» Aim:
Find each line holding "realidad" and copy it out.

________________________

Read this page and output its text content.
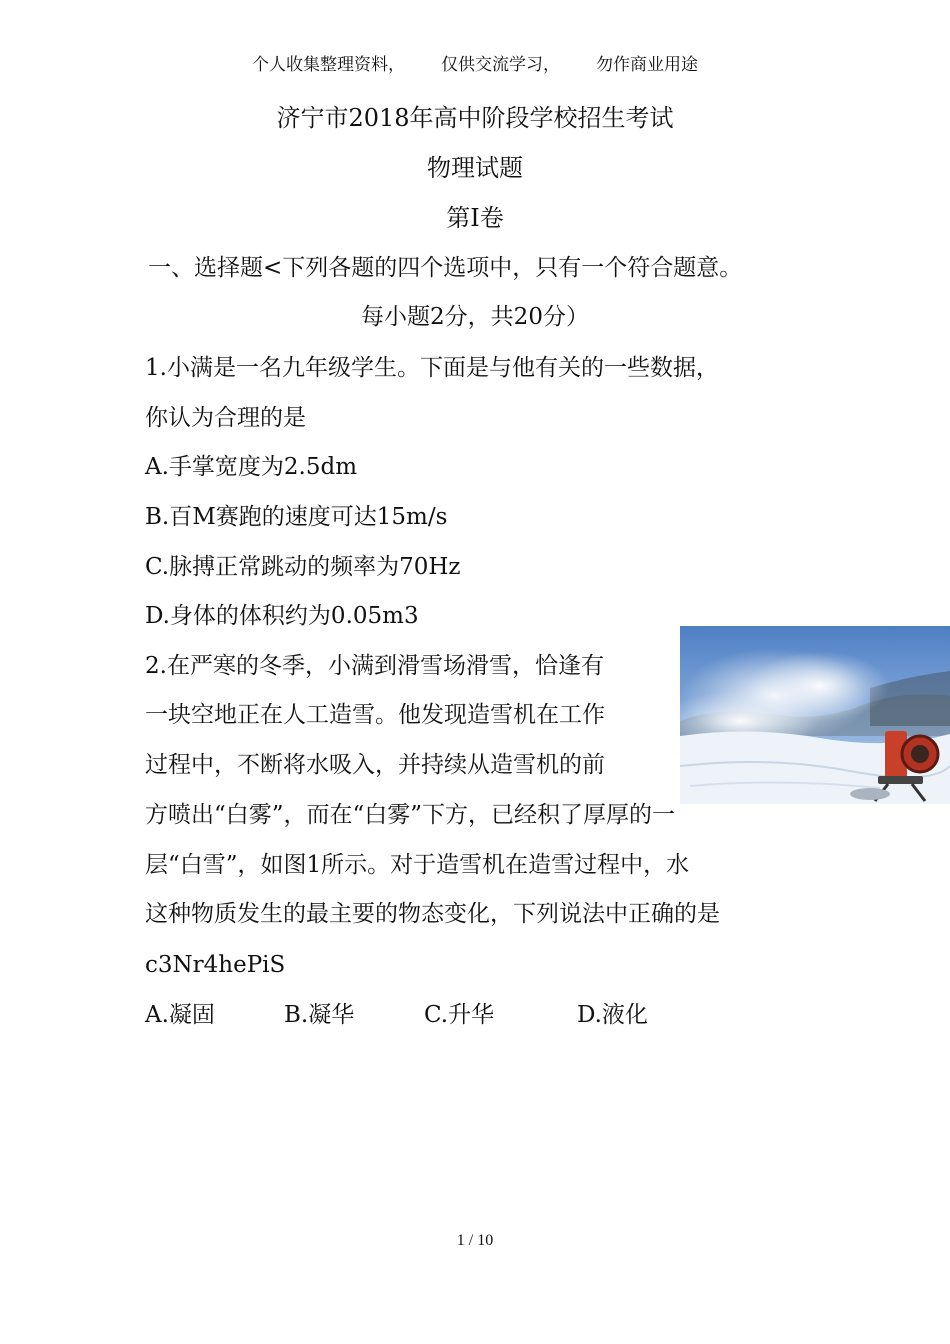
个人收集整理资料， 仅供交流学习， 勿作商业用途
济宁市2018年高中阶段学校招生考试
物理试题
第Ⅰ卷
一、选择题<下列各题的四个选项中，只有一个符合题意。
每小题2分，共20分）
1.小满是一名九年级学生。下面是与他有关的一些数据，
你认为合理的是
A.手掌宽度为2.5dm
B.百M赛跑的速度可达15m/s
C.脉搏正常跳动的频率为70Hz
D.身体的体积约为0.05m3
2.在严寒的冬季，小满到滑雪场滑雪，恰逢有
一块空地正在人工造雪。他发现造雪机在工作
过程中，不断将水吸入，并持续从造雪机的前
方喷出“白雾”，而在“白雾”下方，已经积了厚厚的一
层“白雪”，如图1所示。对于造雪机在造雪过程中，水
这种物质发生的最主要的物态变化，下列说法中正确的是
c3Nr4hePiS
A.凝固	B.凝华	C.升华	D.液化
1 / 10
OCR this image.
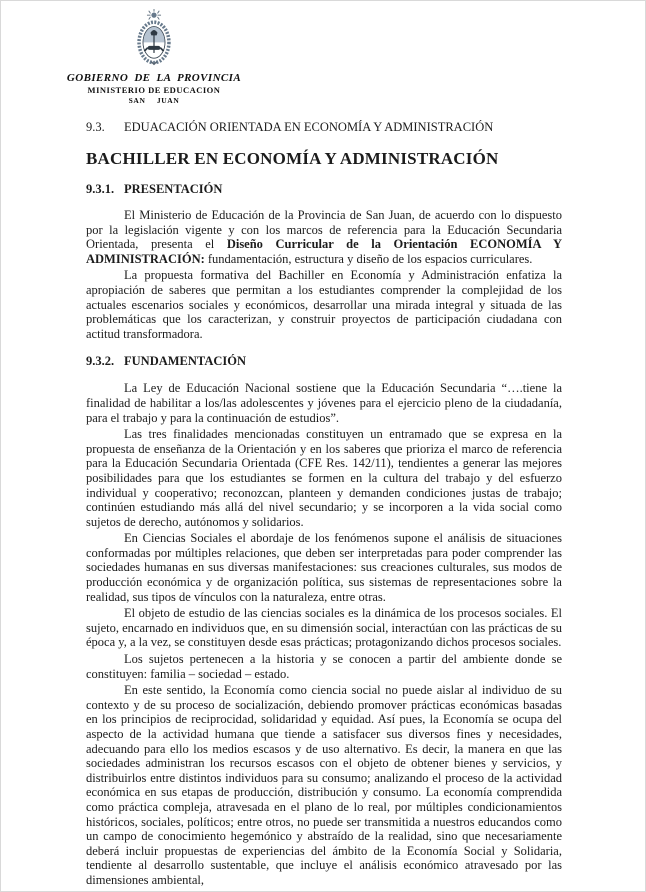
GOBIERNO DE LA PROVINCIA
MINISTERIO DE EDUCACION
SAN JUAN
9.3. EDUACACIÓN ORIENTADA EN ECONOMÍA Y ADMINISTRACIÓN
BACHILLER EN ECONOMÍA Y ADMINISTRACIÓN
9.3.1. PRESENTACIÓN

El Ministerio de Educación de la Provincia de San Juan, de acuerdo con lo dispuesto por la legislación vigente y con los marcos de referencia para la Educación Secundaria Orientada, presenta el Diseño Curricular de la Orientación ECONOMÍA Y ADMINISTRACIÓN: fundamentación, estructura y diseño de los espacios curriculares.

La propuesta formativa del Bachiller en Economía y Administración enfatiza la apropiación de saberes que permitan a los estudiantes comprender la complejidad de los actuales escenarios sociales y económicos, desarrollar una mirada integral y situada de las problemáticas que los caracterizan, y construir proyectos de participación ciudadana con actitud transformadora.

9.3.2. FUNDAMENTACIÓN

La Ley de Educación Nacional sostiene que la Educación Secundaria “….tiene la finalidad de habilitar a los/las adolescentes y jóvenes para el ejercicio pleno de la ciudadanía, para el trabajo y para la continuación de estudios”.

Las tres finalidades mencionadas constituyen un entramado que se expresa en la propuesta de enseñanza de la Orientación y en los saberes que prioriza el marco de referencia para la Educación Secundaria Orientada (CFE Res. 142/11), tendientes a generar las mejores posibilidades para que los estudiantes se formen en la cultura del trabajo y del esfuerzo individual y cooperativo; reconozcan, planteen y demanden condiciones justas de trabajo; continúen estudiando más allá del nivel secundario; y se incorporen a la vida social como sujetos de derecho, autónomos y solidarios.

En Ciencias Sociales el abordaje de los fenómenos supone el análisis de situaciones conformadas por múltiples relaciones, que deben ser interpretadas para poder comprender las sociedades humanas en sus diversas manifestaciones: sus creaciones culturales, sus modos de producción económica y de organización política, sus sistemas de representaciones sobre la realidad, sus tipos de vínculos con la naturaleza, entre otras.

El objeto de estudio de las ciencias sociales es la dinámica de los procesos sociales. El sujeto, encarnado en individuos que, en su dimensión social, interactúan con las prácticas de su época y, a la vez, se constituyen desde esas prácticas; protagonizando dichos procesos sociales.

Los sujetos pertenecen a la historia y se conocen a partir del ambiente donde se constituyen: familia – sociedad – estado.

En este sentido, la Economía como ciencia social no puede aislar al individuo de su contexto y de su proceso de socialización, debiendo promover prácticas económicas basadas en los principios de reciprocidad, solidaridad y equidad. Así pues, la Economía se ocupa del aspecto de la actividad humana que tiende a satisfacer sus diversos fines y necesidades, adecuando para ello los medios escasos y de uso alternativo. Es decir, la manera en que las sociedades administran los recursos escasos con el objeto de obtener bienes y servicios, y distribuirlos entre distintos individuos para su consumo; analizando el proceso de la actividad económica en sus etapas de producción, distribución y consumo. La economía comprendida como práctica compleja, atravesada en el plano de lo real, por múltiples condicionamientos históricos, sociales, políticos; entre otros, no puede ser transmitida a nuestros educandos como un campo de conocimiento hegemónico y abstraído de la realidad, sino que necesariamente deberá incluir propuestas de experiencias del ámbito de la Economía Social y Solidaria, tendiente al desarrollo sustentable, que incluye el análisis económico atravesado por las dimensiones ambiental,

________________________

» Task answer:
En Ciencias Sociales el abordaje de los fenómenos supone el análisis de situaciones conformadas por múltiples relaciones, que deben ser interpretadas para poder comprender las sociedades humanas en sus diversas manifestaciones: sus creaciones culturales, sus modos de producción económica y de organización política, sus sistemas de representaciones sobre la realidad, sus tipos de vínculos con la naturaleza, entre otras.
En este sentido, la Economía como ciencia social no puede aislar al individuo de su contexto y de su proceso de socialización, debiendo promover prácticas económicas basadas en los principios de reciprocidad, solidaridad y equidad. Así pues, la Economía se ocupa del aspecto de la actividad humana que tiende a satisfacer sus diversos fines y necesidades, adecuando para ello los medios escasos y de uso alternativo. Es decir, la manera en que las sociedades administran los recursos escasos con el objeto de obtener bienes y servicios, y distribuirlos entre distintos individuos para su consumo; analizando el proceso de la actividad económica en sus etapas de producción, distribución y consumo. La economía comprendida como práctica compleja, atravesada en el plano de lo real, por múltiples condicionamientos históricos, sociales, políticos; entre otros, no puede ser transmitida a nuestros educandos como un campo de conocimiento hegemónico y abstraído de la realidad, sino que necesariamente deberá incluir propuestas de experiencias del ámbito de la Economía Social y Solidaria, tendiente al desarrollo sustentable, que incluye el análisis económico atravesado por las dimensiones ambiental,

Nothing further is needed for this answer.